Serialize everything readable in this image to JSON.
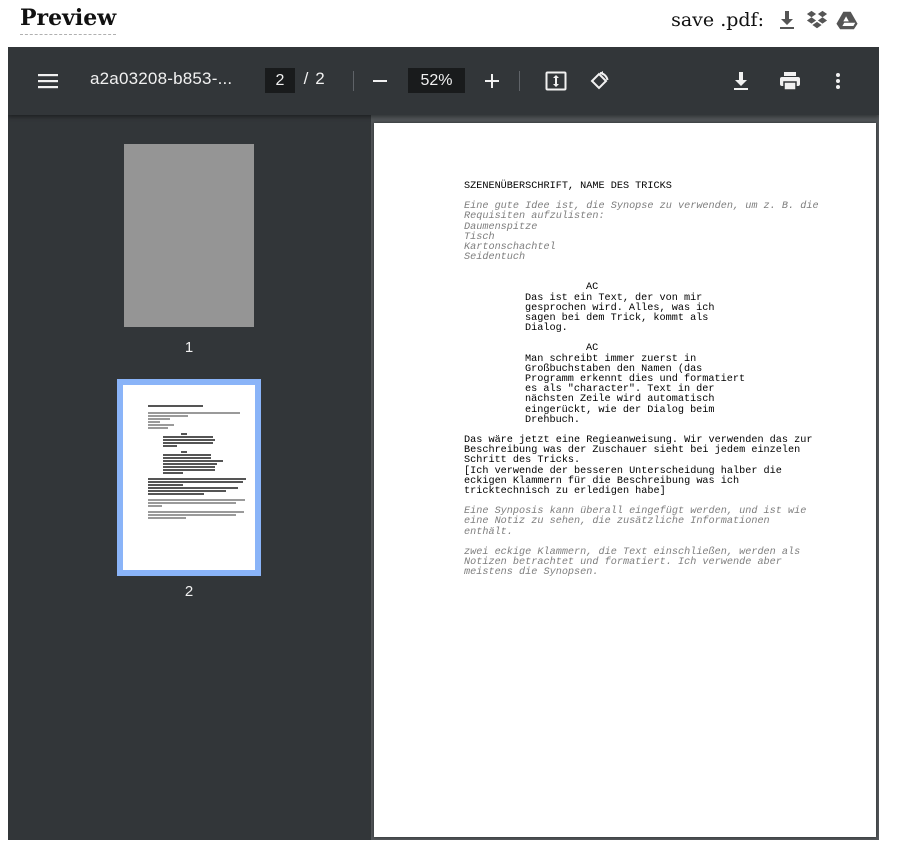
{
  "header": {
    "title": "Preview",
    "save_label": "save .pdf:",
    "icons": [
      "download-icon",
      "dropbox-icon",
      "google-drive-icon"
    ]
  },
  "toolbar": {
    "filename": "a2a03208-b853-...",
    "current_page": "2",
    "page_separator": "/",
    "total_pages": "2",
    "zoom": "52%",
    "icons": [
      "menu-icon",
      "zoom-out-icon",
      "zoom-in-icon",
      "fit-page-icon",
      "rotate-icon",
      "download-icon",
      "print-icon",
      "more-options-icon"
    ]
  },
  "sidebar": {
    "thumbnails": [
      {
        "number": "1",
        "selected": false
      },
      {
        "number": "2",
        "selected": true
      }
    ]
  },
  "colors": {
    "toolbar_bg": "#323639",
    "viewer_bg": "#525659",
    "selection": "#8ab4f8",
    "synopsis_text": "#7e7e7e"
  },
  "document": {
    "scene_heading": "SZENENÜBERSCHRIFT, NAME DES TRICKS",
    "synopsis1": [
      "Eine gute Idee ist, die Synopse zu verwenden, um z. B. die",
      "Requisiten aufzulisten:",
      "Daumenspitze",
      "Tisch",
      "Kartonschachtel",
      "Seidentuch"
    ],
    "character1": "AC",
    "dialogue1": [
      "Das ist ein Text, der von mir",
      "gesprochen wird. Alles, was ich",
      "sagen bei dem Trick, kommt als",
      "Dialog."
    ],
    "character2": "AC",
    "dialogue2": [
      "Man schreibt immer zuerst in",
      "Großbuchstaben den Namen (das",
      "Programm erkennt dies und formatiert",
      "es als \"character\". Text in der",
      "nächsten Zeile wird automatisch",
      "eingerückt, wie der Dialog beim",
      "Drehbuch."
    ],
    "action": [
      "Das wäre jetzt eine Regieanweisung. Wir verwenden das zur",
      "Beschreibung was der Zuschauer sieht bei jedem einzelen",
      "Schritt des Tricks.",
      "[Ich verwende der besseren Unterscheidung halber die",
      "eckigen Klammern für die Beschreibung was ich",
      "tricktechnisch zu erledigen habe]"
    ],
    "synopsis2": [
      "Eine Synposis kann überall eingefügt werden, und ist wie",
      "eine Notiz zu sehen, die zusätzliche Informationen",
      "enthält."
    ],
    "synopsis3": [
      "zwei eckige Klammern, die Text einschließen, werden als",
      "Notizen betrachtet und formatiert. Ich verwende aber",
      "meistens die Synopsen."
    ]
  }
}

EXERCISE TASK :: Retype each entry precisely. Skip images entirely.

CORRECT RESULT ::
Serialize everything readable in this image to JSON.
{
  "header": {
    "title": "Preview",
    "save_label": "save .pdf:",
    "icons": [
      "download-icon",
      "dropbox-icon",
      "google-drive-icon"
    ]
  },
  "toolbar": {
    "filename": "a2a03208-b853-...",
    "current_page": "2",
    "page_separator": "/",
    "total_pages": "2",
    "zoom": "52%",
    "icons": [
      "menu-icon",
      "zoom-out-icon",
      "zoom-in-icon",
      "fit-page-icon",
      "rotate-icon",
      "download-icon",
      "print-icon",
      "more-options-icon"
    ]
  },
  "sidebar": {
    "thumbnails": [
      {
        "number": "1",
        "selected": false
      },
      {
        "number": "2",
        "selected": true
      }
    ]
  },
  "colors": {
    "toolbar_bg": "#323639",
    "viewer_bg": "#525659",
    "selection": "#8ab4f8",
    "synopsis_text": "#7e7e7e"
  },
  "document": {
    "scene_heading": "SZENENÜBERSCHRIFT, NAME DES TRICKS",
    "synopsis1": [
      "Eine gute Idee ist, die Synopse zu verwenden, um z. B. die",
      "Requisiten aufzulisten:",
      "Daumenspitze",
      "Tisch",
      "Kartonschachtel",
      "Seidentuch"
    ],
    "character1": "AC",
    "dialogue1": [
      "Das ist ein Text, der von mir",
      "gesprochen wird. Alles, was ich",
      "sagen bei dem Trick, kommt als",
      "Dialog."
    ],
    "character2": "AC",
    "dialogue2": [
      "Man schreibt immer zuerst in",
      "Großbuchstaben den Namen (das",
      "Programm erkennt dies und formatiert",
      "es als \"character\". Text in der",
      "nächsten Zeile wird automatisch",
      "eingerückt, wie der Dialog beim",
      "Drehbuch."
    ],
    "action": [
      "Das wäre jetzt eine Regieanweisung. Wir verwenden das zur",
      "Beschreibung was der Zuschauer sieht bei jedem einzelen",
      "Schritt des Tricks.",
      "[Ich verwende der besseren Unterscheidung halber die",
      "eckigen Klammern für die Beschreibung was ich",
      "tricktechnisch zu erledigen habe]"
    ],
    "synopsis2": [
      "Eine Synposis kann überall eingefügt werden, und ist wie",
      "eine Notiz zu sehen, die zusätzliche Informationen",
      "enthält."
    ],
    "synopsis3": [
      "zwei eckige Klammern, die Text einschließen, werden als",
      "Notizen betrachtet und formatiert. Ich verwende aber",
      "meistens die Synopsen."
    ]
  }
}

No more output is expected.